> _EXERCISE PROMPT_: According to the text on adding a public IP address to an EC2 machine, where can security groups and subnet IDs be defined?

> _EXCERPT_:
- Opening Delimiter -

Public Ip Address to EC2 Machine
- Lets add Network Interfaces as mentioned below to the existing template
"NetworkInterfaces":[
{
"AssociatePublicIpAddress": true,
"DeleteOnTermination": true,
"DeviceIndex": "0",
"GroupSet":[
{
"Ref": "openssh"
}
],
"SubnetId": {
"Ref": "mysubnet2"
}
}
]
- SecurityGroups & Subnet Id’s can be defined only once either in NetworkInterfaces or directly in resource (EC2::Instance)
- The resulting template is
{
"AWSTemplateFormatVersion": "2010-09-09",
"Description": "This is my first cf template",
"Parameters": {
"subnet1az": {
"Description": "Enter subnet1 az",
"Type": "AWS::EC2::AvailabilityZone::Name"
},
"subnet2az": {
"Description": "Enter subnet1 az",
"Type": "AWS::EC2::AvailabilityZone::Name"
},
"subnet3az": {
"Description": "Enter subnet1 az",
"Type": "AWS::EC2::AvailabilityZone::Name"
},
"keypairname": {
"Description": "keyvaluepair",
"Type": "AWS::EC2::KeyPair::KeyName"
}
},
"Resources": {
"myvpc": {
"Type": "AWS::EC2::VPC",
"Properties": {
"CidrBlock": "10.1.0.0/16",
"Tags": [
{
"Key": "Name",
"Value": "Corrected CF"
}
]
}
},
"mysubnet1": {
"Type": "AWS::EC2::Subnet",
"Properties": {
"AvailabilityZone": {
"Ref": "subnet1az"
},
"VpcId": {
"Ref": "myvpc"
},
"CidrBlock": "10.1.0.0/24",
"Tags": [
{
"Key": "Name",
"Value": "Corrected CF"
}
]
}
},
"mysubnet2": {
"Type": "AWS::EC2::Subnet",
"Properties": {
"AvailabilityZone": {
"Ref": "subnet2az"
},
"VpcId": {
"Ref": "myvpc"
},
"CidrBlock": "10.1.1.0/24",
"Tags": [
{
"Key": "Name",
"Value": "Corrected CF"
}
]
}
},
"mysubnet3": {
"Type": "AWS::EC2::Subnet",
"Properties": {
"AvailabilityZone": {
"Ref": "subnet3az"
},
"VpcId": {
"Ref": "myvpc"
},
"CidrBlock": "10.1.2.0/24",
"Tags": [
{
"Key": "Name",
"Value": "Corrected CF"
}
]
}
},
"myigw": {
"Type": "AWS::EC2::InternetGateway",
"Properties": {
"Tags": [
{
"Key": "Name",
"Value": "Corrected CF"
}
]
}
},
"AttachGateway": {
"Type": "AWS::EC2::VPCGatewayAttachment",
"Properties": {
"VpcId": {
"Ref": "myvpc"

- Closing Delimiter -

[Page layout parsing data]
- Opening Delimiter -

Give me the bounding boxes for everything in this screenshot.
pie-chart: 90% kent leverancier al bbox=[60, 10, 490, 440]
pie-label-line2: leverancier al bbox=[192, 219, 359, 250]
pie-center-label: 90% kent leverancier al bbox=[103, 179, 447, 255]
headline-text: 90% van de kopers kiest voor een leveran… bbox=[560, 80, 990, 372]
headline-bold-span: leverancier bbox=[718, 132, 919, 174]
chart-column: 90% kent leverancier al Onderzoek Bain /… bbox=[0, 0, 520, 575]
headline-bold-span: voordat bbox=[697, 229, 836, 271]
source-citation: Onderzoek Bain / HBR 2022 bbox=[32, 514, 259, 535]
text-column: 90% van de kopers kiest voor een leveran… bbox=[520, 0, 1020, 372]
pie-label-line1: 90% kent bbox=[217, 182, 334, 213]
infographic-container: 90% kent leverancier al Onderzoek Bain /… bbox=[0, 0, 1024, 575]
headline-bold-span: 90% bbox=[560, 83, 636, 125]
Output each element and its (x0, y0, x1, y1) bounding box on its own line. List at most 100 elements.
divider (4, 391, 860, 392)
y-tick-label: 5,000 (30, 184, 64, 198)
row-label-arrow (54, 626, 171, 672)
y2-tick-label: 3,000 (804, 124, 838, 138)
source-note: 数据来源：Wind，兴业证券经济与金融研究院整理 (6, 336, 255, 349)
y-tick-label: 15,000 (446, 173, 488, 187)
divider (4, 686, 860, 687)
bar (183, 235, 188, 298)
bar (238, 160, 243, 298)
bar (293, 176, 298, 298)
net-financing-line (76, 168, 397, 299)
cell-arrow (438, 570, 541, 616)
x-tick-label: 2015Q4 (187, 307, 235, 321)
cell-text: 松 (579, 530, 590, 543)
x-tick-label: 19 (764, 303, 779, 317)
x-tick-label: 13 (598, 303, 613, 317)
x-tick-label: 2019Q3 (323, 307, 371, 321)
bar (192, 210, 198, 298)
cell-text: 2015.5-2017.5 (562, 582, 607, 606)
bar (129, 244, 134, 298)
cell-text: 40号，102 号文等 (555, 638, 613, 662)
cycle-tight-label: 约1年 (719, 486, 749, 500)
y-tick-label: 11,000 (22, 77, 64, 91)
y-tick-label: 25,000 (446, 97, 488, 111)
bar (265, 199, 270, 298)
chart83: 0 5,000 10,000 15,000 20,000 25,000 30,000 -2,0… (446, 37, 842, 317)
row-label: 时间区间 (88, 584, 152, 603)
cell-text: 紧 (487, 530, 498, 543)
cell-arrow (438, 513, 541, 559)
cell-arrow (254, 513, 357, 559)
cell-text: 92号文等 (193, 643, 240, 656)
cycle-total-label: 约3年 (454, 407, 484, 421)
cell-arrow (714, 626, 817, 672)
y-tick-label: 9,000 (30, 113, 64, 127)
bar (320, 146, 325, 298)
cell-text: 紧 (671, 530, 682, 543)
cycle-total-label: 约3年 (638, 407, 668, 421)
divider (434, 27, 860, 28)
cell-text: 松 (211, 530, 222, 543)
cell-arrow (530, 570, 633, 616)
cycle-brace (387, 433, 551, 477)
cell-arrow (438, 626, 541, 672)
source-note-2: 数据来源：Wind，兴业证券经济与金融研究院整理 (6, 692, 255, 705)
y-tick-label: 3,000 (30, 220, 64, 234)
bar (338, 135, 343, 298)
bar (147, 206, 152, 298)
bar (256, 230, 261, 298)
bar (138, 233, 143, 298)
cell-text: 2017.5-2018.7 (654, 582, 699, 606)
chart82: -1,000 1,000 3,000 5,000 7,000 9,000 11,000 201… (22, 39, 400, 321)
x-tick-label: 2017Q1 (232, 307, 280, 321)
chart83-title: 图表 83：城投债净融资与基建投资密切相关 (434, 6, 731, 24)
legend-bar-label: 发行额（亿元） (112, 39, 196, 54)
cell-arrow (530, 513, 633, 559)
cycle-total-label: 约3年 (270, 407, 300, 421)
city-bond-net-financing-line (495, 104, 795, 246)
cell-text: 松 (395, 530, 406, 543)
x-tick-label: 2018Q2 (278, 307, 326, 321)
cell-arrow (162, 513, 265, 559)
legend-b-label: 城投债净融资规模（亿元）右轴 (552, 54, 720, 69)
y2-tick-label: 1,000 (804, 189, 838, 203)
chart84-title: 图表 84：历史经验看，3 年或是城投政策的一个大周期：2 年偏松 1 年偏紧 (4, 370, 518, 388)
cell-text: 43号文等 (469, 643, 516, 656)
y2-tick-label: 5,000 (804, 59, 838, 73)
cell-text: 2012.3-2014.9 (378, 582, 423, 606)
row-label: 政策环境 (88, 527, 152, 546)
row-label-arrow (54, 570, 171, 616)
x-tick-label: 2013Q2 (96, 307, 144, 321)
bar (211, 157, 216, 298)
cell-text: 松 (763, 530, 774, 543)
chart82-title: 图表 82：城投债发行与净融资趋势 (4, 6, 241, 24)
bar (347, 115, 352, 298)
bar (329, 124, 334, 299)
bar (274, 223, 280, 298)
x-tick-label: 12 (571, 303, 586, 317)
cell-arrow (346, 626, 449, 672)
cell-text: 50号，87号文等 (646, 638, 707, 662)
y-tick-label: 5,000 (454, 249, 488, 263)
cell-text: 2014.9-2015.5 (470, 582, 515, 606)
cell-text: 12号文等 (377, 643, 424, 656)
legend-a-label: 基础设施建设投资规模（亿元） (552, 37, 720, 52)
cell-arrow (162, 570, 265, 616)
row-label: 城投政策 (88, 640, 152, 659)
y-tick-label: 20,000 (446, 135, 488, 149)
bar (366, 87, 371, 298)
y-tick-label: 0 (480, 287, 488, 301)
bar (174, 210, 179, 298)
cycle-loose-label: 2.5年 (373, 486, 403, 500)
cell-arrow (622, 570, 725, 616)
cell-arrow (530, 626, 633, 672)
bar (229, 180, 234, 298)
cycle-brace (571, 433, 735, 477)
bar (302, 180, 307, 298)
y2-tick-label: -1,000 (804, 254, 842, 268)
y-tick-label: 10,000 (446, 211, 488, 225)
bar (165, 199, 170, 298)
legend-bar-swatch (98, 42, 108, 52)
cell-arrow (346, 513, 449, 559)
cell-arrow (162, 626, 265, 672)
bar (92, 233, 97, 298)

- Closing Delimiter -

> _OUTPUT_: Only once, either in NetworkInterfaces or directly in the resource (EC2::Instance).